| DIRECTIONS FOR THIS TASK |
Can you give the lines again, beginning at the line that has "chevron-right-icon: › [726,497,731,513]" and stopping after the line that has "siri-content-label: Siri [338,528,703,542]", and replace "chevron-right-icon" with "arrow-right-icon" throughout, leaving everything else as it is?

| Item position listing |
** Begin **

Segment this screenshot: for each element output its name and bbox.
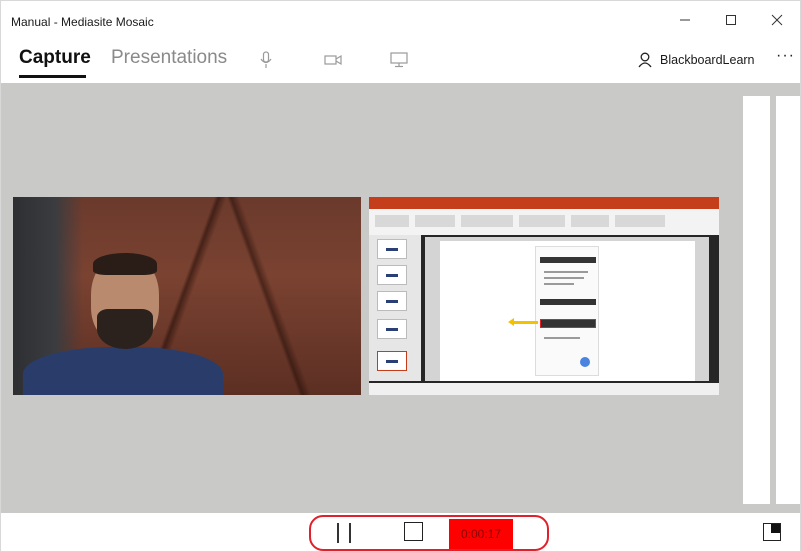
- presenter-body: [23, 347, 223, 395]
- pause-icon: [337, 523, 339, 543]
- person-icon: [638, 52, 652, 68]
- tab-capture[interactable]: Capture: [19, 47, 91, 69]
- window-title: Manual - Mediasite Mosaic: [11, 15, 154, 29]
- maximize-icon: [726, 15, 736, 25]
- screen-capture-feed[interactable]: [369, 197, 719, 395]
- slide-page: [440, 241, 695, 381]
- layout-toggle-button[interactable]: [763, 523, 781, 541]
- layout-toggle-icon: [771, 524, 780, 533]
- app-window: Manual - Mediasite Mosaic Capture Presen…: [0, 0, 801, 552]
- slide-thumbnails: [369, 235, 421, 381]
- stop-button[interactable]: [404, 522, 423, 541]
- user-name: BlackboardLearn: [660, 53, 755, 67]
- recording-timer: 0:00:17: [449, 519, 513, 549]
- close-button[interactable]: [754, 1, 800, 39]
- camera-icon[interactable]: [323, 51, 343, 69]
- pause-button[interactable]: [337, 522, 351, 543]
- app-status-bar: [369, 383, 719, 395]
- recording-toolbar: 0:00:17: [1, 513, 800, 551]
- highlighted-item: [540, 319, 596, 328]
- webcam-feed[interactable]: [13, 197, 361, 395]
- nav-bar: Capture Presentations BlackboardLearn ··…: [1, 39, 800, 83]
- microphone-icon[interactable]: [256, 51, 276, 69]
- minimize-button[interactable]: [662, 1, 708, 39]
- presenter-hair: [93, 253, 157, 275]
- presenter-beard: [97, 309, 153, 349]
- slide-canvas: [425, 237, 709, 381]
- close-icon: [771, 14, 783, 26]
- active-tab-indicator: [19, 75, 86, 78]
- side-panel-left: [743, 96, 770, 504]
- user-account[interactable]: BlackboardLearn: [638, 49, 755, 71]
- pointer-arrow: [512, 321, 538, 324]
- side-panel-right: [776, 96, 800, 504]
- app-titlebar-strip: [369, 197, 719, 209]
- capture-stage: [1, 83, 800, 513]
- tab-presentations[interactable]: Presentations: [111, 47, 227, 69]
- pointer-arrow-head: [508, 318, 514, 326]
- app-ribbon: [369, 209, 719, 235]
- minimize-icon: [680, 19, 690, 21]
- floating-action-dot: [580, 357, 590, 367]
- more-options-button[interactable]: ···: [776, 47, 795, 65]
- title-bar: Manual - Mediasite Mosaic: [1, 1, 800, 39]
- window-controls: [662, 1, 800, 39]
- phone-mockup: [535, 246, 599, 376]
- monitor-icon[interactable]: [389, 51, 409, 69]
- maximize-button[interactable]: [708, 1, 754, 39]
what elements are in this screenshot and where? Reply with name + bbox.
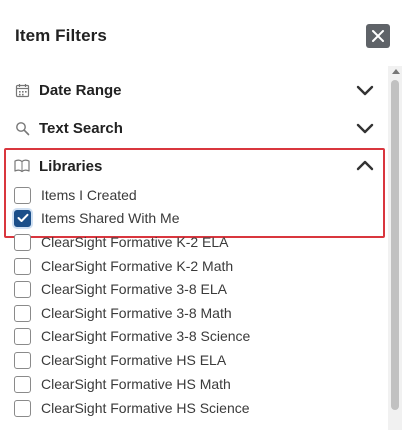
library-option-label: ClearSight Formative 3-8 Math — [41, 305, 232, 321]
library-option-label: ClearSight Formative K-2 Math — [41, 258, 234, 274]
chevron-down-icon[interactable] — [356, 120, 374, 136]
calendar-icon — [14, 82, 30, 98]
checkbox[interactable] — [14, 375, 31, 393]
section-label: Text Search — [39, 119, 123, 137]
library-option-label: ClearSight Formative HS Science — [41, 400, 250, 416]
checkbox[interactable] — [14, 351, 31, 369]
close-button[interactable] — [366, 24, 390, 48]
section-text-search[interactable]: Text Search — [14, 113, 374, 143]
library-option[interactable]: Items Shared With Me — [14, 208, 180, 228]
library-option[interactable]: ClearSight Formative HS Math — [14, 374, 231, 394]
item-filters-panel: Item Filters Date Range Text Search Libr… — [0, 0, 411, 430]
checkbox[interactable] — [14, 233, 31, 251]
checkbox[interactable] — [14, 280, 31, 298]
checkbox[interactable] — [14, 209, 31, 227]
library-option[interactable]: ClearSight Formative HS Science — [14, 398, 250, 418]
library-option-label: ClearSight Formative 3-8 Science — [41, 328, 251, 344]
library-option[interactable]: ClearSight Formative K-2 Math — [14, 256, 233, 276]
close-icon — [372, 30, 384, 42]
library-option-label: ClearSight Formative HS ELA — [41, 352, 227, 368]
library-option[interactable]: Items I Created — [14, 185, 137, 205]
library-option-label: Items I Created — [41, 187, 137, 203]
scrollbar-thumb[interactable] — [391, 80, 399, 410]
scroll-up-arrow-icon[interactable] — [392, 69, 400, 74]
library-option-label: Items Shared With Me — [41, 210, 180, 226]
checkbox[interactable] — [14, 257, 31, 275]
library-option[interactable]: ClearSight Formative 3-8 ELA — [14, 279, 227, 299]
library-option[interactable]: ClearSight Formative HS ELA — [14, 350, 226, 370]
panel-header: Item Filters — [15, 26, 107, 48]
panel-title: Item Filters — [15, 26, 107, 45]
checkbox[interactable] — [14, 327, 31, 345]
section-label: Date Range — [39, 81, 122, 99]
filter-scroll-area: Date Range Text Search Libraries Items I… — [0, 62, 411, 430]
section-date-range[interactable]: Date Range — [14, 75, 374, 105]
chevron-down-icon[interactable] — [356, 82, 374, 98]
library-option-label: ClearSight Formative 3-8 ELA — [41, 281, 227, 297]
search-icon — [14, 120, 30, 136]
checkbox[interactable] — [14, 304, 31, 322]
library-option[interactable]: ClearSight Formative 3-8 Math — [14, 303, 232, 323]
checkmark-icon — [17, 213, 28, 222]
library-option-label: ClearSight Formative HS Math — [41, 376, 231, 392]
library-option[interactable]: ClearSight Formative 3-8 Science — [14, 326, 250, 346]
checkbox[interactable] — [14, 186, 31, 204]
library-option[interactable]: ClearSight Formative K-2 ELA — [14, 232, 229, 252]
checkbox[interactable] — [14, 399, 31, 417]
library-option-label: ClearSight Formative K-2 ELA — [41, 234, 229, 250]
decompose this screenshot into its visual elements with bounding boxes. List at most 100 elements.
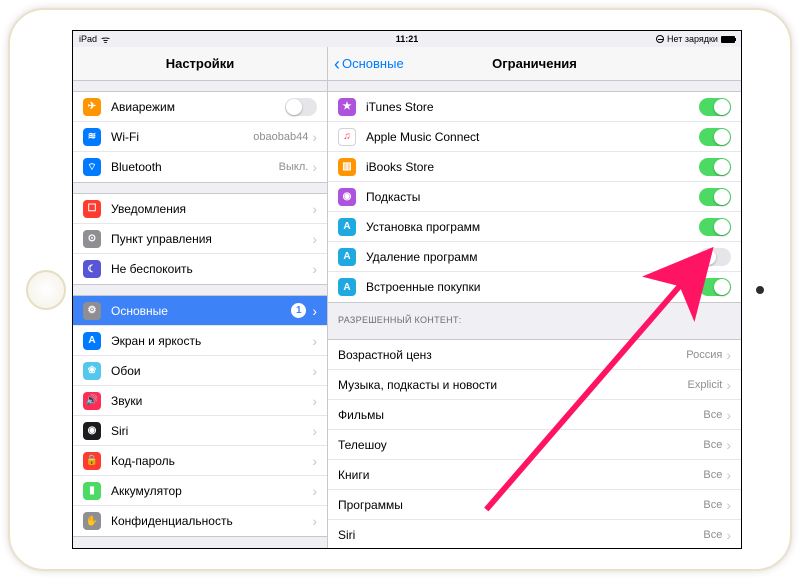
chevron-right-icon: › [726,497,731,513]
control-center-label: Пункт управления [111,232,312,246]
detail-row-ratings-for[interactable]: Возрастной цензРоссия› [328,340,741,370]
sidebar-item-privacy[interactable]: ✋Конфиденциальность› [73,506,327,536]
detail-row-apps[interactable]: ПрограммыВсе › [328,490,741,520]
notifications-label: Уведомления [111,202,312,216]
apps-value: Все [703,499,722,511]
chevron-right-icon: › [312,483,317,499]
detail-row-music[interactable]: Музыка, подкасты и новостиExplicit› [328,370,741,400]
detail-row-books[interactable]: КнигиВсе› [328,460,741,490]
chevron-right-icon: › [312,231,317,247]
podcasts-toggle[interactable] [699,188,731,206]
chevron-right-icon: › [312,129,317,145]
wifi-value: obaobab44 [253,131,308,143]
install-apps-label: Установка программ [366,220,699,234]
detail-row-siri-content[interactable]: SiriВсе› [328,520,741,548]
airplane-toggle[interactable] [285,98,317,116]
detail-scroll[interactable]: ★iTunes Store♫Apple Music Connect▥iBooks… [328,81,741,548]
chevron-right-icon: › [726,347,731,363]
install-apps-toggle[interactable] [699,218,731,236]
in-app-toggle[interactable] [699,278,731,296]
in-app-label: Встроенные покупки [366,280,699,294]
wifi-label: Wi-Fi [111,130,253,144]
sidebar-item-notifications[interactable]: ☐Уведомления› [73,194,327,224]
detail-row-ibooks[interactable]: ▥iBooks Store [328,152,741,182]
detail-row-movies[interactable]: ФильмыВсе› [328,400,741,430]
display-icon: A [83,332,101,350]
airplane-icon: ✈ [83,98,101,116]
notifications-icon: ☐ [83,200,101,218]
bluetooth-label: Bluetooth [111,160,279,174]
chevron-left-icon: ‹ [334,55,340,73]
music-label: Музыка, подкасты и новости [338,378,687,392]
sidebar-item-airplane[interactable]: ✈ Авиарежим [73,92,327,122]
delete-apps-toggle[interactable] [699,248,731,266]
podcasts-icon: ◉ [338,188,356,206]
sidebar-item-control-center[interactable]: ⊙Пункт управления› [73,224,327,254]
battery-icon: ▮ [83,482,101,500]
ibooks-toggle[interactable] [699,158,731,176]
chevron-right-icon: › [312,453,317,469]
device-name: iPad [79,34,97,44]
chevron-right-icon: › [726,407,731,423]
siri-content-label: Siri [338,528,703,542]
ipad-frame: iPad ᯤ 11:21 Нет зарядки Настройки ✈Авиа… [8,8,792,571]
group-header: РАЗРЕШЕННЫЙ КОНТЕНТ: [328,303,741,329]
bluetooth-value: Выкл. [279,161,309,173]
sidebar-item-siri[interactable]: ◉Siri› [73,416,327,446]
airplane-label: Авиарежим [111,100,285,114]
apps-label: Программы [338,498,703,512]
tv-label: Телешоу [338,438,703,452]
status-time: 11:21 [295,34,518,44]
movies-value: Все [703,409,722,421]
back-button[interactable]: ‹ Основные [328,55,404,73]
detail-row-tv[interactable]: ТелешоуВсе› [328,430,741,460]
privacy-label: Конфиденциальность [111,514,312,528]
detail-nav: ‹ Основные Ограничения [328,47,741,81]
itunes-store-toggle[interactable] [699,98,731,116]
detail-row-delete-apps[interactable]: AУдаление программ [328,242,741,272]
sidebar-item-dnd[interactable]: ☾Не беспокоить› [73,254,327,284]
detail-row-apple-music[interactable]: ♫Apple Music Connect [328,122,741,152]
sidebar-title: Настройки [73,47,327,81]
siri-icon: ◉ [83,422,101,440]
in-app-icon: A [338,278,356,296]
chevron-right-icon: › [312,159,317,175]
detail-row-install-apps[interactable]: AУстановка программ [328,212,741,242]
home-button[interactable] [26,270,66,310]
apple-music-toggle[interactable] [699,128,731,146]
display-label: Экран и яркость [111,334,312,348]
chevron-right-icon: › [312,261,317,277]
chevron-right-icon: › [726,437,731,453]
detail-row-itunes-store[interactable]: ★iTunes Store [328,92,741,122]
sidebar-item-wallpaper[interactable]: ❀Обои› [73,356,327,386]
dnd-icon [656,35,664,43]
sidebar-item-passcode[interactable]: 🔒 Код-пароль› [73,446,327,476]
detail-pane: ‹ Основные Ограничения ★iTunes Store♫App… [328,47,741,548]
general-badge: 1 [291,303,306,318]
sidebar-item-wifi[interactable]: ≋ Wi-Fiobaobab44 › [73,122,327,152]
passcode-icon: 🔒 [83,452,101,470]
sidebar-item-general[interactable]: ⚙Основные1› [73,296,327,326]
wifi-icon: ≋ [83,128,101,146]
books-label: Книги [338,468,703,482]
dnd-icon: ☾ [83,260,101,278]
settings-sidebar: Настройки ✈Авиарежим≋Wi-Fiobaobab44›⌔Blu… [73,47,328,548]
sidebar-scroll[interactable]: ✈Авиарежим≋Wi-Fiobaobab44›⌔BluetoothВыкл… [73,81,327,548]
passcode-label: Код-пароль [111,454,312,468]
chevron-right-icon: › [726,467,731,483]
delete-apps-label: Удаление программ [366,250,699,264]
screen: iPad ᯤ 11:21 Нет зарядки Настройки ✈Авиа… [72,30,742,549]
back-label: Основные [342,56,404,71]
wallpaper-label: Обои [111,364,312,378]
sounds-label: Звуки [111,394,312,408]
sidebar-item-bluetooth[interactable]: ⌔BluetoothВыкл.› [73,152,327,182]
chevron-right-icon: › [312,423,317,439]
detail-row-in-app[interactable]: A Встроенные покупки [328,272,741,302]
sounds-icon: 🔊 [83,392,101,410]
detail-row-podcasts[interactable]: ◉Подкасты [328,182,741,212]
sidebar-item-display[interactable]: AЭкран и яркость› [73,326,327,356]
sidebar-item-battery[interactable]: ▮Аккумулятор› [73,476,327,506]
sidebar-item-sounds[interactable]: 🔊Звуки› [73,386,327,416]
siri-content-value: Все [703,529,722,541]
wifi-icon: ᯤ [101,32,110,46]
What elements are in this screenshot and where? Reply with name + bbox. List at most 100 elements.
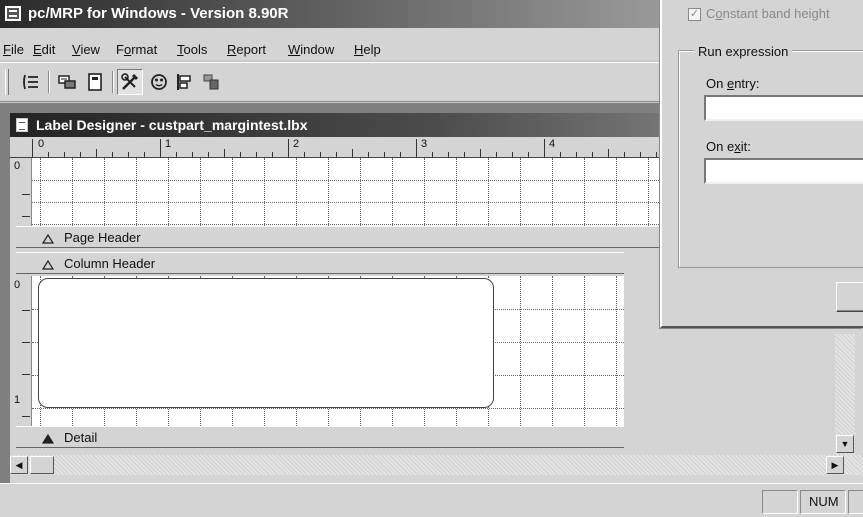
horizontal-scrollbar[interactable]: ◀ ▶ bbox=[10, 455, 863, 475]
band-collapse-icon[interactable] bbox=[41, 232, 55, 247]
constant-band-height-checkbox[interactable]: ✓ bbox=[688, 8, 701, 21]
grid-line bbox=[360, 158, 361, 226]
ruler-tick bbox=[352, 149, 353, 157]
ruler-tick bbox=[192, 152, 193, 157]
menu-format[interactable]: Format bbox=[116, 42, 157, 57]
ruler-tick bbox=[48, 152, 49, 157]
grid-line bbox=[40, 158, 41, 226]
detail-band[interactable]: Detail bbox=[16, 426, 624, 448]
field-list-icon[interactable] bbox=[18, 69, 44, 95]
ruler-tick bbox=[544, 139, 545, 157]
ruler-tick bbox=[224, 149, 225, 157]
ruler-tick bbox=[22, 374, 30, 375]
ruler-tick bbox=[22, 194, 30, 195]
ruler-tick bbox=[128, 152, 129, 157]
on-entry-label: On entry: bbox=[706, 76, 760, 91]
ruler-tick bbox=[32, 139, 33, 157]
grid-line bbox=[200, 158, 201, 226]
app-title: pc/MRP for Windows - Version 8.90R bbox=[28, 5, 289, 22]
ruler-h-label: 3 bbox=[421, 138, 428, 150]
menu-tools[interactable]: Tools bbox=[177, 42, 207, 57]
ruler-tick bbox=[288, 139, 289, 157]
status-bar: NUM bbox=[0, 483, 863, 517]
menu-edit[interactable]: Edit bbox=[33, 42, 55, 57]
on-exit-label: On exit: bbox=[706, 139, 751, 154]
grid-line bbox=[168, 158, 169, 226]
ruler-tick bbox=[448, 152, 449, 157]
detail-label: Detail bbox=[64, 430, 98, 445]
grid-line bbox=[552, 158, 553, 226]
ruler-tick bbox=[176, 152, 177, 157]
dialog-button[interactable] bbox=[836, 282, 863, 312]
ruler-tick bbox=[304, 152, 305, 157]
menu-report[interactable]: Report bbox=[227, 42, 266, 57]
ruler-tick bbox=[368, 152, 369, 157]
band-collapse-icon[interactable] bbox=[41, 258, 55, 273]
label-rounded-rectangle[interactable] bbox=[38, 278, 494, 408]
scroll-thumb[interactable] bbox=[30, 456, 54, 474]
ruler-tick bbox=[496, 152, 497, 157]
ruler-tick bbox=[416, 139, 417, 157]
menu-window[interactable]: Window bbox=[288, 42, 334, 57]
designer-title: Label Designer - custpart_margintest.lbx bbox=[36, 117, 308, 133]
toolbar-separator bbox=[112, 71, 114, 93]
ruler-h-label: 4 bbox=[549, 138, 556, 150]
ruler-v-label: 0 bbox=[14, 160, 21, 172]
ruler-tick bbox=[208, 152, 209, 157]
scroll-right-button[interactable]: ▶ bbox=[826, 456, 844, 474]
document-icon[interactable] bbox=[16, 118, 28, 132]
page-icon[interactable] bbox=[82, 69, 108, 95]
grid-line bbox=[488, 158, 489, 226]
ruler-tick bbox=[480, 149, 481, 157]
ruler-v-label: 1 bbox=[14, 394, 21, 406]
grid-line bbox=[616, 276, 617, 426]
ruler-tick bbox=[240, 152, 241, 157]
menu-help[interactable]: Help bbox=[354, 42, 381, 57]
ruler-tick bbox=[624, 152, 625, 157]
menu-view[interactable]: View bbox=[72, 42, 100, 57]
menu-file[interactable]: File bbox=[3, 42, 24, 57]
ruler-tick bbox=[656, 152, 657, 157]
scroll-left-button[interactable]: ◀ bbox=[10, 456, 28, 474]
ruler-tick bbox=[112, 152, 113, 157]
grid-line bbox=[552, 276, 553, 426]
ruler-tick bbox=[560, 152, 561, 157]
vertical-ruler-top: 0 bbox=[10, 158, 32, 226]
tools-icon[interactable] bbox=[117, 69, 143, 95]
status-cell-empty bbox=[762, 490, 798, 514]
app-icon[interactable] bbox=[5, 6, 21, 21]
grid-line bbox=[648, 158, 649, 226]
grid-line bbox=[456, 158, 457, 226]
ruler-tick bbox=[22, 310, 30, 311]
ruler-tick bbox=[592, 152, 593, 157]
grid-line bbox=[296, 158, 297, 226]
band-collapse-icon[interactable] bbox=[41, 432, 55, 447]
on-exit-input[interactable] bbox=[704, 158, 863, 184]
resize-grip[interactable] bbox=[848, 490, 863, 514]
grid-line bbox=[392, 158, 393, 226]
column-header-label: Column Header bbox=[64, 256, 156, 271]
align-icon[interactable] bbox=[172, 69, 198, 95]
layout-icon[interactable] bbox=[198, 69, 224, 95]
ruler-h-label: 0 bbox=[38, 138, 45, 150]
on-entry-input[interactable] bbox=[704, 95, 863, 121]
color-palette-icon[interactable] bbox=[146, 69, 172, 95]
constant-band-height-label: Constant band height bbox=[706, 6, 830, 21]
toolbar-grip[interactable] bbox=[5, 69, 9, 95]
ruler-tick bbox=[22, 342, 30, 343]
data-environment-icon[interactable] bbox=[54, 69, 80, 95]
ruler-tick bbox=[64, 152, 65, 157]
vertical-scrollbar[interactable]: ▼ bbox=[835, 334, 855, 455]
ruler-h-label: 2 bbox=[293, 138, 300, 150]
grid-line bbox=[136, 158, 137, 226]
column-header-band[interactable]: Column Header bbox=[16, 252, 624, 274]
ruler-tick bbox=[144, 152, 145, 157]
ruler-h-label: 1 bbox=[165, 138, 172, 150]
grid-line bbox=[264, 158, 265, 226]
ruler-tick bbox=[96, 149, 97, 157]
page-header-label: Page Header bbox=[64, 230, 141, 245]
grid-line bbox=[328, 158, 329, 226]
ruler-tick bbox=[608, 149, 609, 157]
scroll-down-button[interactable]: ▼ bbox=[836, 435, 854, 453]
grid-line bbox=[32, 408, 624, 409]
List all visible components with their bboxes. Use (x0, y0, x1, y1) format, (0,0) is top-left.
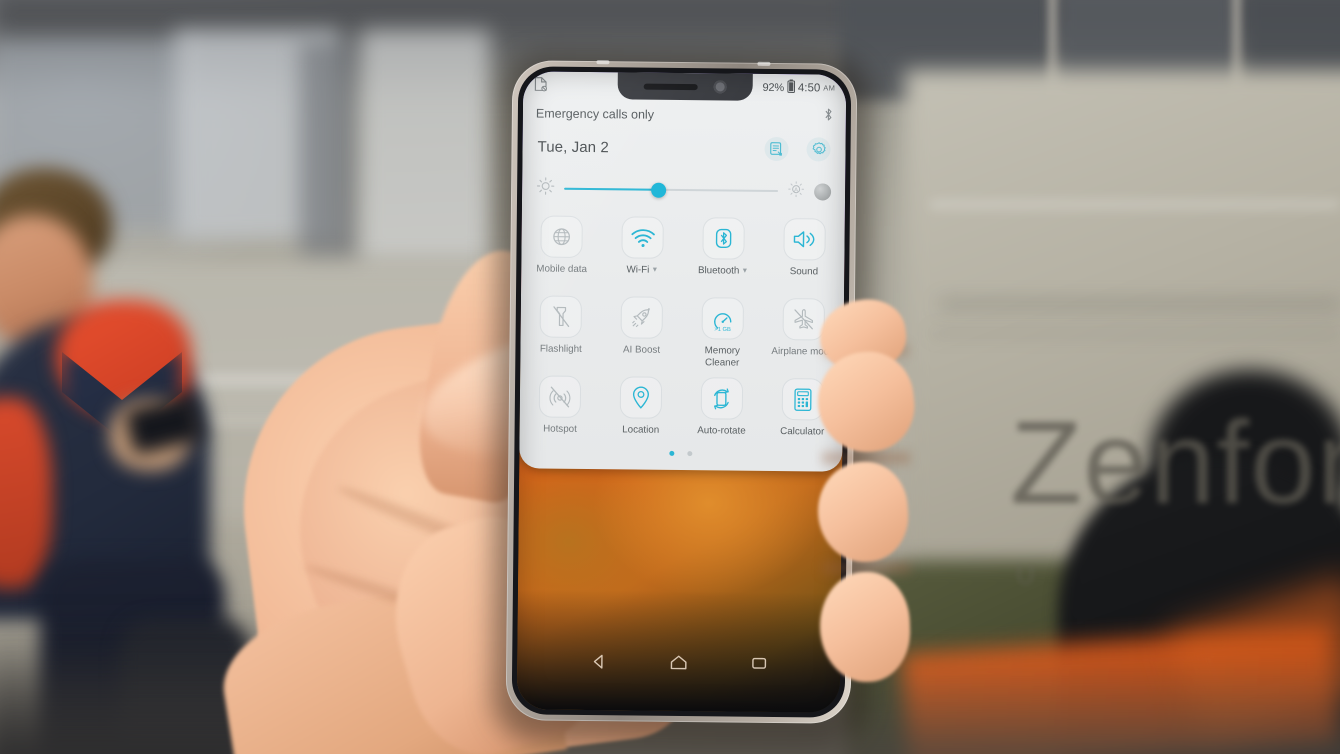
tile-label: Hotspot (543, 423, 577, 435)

** End **

| FINAL RESULT |
arrow-right-icon: › [726,497,731,513]
control-center-label: Пункт управления [111,232,312,246]
detail-row-ratings-for[interactable]: Возрастной цензРоссия› [328,340,741,370]
sidebar-item-privacy[interactable]: ✋Конфиденциальность› [73,506,327,536]
detail-row-apps[interactable]: ПрограммыВсе › [328,490,741,520]
notifications-label: Уведомления [111,202,312,216]
apps-value: Все [703,499,722,511]
arrow-right-icon: › [312,483,317,499]
detail-row-music[interactable]: Музыка, подкасты и новостиExplicit› [328,370,741,400]
detail-row-books[interactable]: КнигиВсе› [328,460,741,490]
arrow-right-icon: › [312,231,317,247]
podcasts-toggle[interactable] [699,188,731,206]
arrow-right-icon: › [312,129,317,145]
wifi-value: obaobab44 [253,131,308,143]
install-apps-label: Установка программ [366,220,699,234]
detail-row-siri-content[interactable]: SiriВсе› [328,520,741,548]
airplane-toggle[interactable] [285,98,317,116]
detail-scroll[interactable]: ★iTunes Store♫Apple Music Connect▥iBooks… [328,81,741,548]
arrow-right-icon: › [726,347,731,363]
install-apps-toggle[interactable] [699,218,731,236]
in-app-toggle[interactable] [699,278,731,296]
in-app-label: Встроенные покупки [366,280,699,294]
wifi-label: Wi-Fi [111,130,253,144]
sidebar-item-notifications[interactable]: ☐Уведомления› [73,194,327,224]
detail-row-ibooks[interactable]: ▥iBooks Store [328,152,741,182]
detail-row-movies[interactable]: ФильмыВсе› [328,400,741,430]
display-icon: A [83,332,101,350]
airplane-icon: ✈ [83,98,101,116]
notifications-icon: ☐ [83,200,101,218]
bluetooth-label: Bluetooth [111,160,279,174]
chevron-left-icon: ‹ [334,55,340,73]
music-label: Музыка, подкасты и новости [338,378,687,392]
sidebar-item-airplane[interactable]: ✈ Авиарежим [73,92,327,122]
delete-apps-toggle[interactable] [699,248,731,266]
podcasts-icon: ◉ [338,188,356,206]
sidebar-item-control-center[interactable]: ⊙Пункт управления› [73,224,327,254]
battery-icon: ▮ [83,482,101,500]
ibooks-toggle[interactable] [699,158,731,176]
arrow-right-icon: › [312,453,317,469]
device-name: iPad [79,34,97,44]
arrow-right-icon: › [726,407,731,423]
siri-content-label: Siri [338,528,703,542]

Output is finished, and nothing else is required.